┌────────
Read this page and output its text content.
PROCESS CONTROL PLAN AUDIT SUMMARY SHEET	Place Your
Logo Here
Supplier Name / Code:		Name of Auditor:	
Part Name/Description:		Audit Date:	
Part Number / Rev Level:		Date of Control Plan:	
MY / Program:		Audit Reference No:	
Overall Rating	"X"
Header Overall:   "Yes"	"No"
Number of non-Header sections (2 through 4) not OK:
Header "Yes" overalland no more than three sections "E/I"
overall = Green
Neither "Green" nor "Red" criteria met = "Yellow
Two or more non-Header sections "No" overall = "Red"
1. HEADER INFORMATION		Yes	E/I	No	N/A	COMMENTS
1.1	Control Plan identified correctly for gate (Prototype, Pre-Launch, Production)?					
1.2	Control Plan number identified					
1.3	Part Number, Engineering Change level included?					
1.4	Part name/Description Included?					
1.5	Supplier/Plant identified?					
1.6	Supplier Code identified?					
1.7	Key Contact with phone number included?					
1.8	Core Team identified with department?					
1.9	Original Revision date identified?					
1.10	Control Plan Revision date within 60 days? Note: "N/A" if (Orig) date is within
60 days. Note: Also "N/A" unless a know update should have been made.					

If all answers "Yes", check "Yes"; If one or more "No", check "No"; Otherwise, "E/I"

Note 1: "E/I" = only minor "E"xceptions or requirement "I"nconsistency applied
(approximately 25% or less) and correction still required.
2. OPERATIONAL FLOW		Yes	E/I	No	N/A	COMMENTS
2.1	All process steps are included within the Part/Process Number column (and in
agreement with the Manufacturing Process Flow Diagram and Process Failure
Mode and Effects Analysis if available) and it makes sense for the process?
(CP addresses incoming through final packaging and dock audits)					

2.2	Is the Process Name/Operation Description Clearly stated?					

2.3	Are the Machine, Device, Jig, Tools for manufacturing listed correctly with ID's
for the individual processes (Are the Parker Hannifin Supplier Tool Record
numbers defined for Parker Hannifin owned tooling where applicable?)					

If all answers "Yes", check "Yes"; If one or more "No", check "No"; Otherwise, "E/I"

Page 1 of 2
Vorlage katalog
└────────
Every line above should be printed again exactly as it stands.

Read this page and output its text content.
PROCESS CONTROL PLAN AUDIT SUMMARY SHEET	Place Your
Logo Here
Supplier Name / Code:		Name of Auditor:	
Part Name/Description:		Audit Date:	
Part Number / Rev Level:		Date of Control Plan:	
MY / Program:		Audit Reference No:	
Overall Rating	"X"
Header Overall:   "Yes"	"No"
Number of non-Header sections (2 through 4) not OK:
Header "Yes" overalland no more than three sections "E/I"
overall = Green
Neither "Green" nor "Red" criteria met = "Yellow
Two or more non-Header sections "No" overall = "Red"
1. HEADER INFORMATION		Yes	E/I	No	N/A	COMMENTS
1.1	Control Plan identified correctly for gate (Prototype, Pre-Launch, Production)?					
1.2	Control Plan number identified					
1.3	Part Number, Engineering Change level included?					
1.4	Part name/Description Included?					
1.5	Supplier/Plant identified?					
1.6	Supplier Code identified?					
1.7	Key Contact with phone number included?					
1.8	Core Team identified with department?					
1.9	Original Revision date identified?					
1.10	Control Plan Revision date within 60 days? Note: "N/A" if (Orig) date is within
60 days. Note: Also "N/A" unless a know update should have been made.					

If all answers "Yes", check "Yes"; If one or more "No", check "No"; Otherwise, "E/I"

Note 1: "E/I" = only minor "E"xceptions or requirement "I"nconsistency applied
(approximately 25% or less) and correction still required.
2. OPERATIONAL FLOW		Yes	E/I	No	N/A	COMMENTS
2.1	All process steps are included within the Part/Process Number column (and in
agreement with the Manufacturing Process Flow Diagram and Process Failure
Mode and Effects Analysis if available) and it makes sense for the process?
(CP addresses incoming through final packaging and dock audits)					

2.2	Is the Process Name/Operation Description Clearly stated?					

2.3	Are the Machine, Device, Jig, Tools for manufacturing listed correctly with ID's
for the individual processes (Are the Parker Hannifin Supplier Tool Record
numbers defined for Parker Hannifin owned tooling where applicable?)					

If all answers "Yes", check "Yes"; If one or more "No", check "No"; Otherwise, "E/I"

Page 1 of 2
Vorlage katalog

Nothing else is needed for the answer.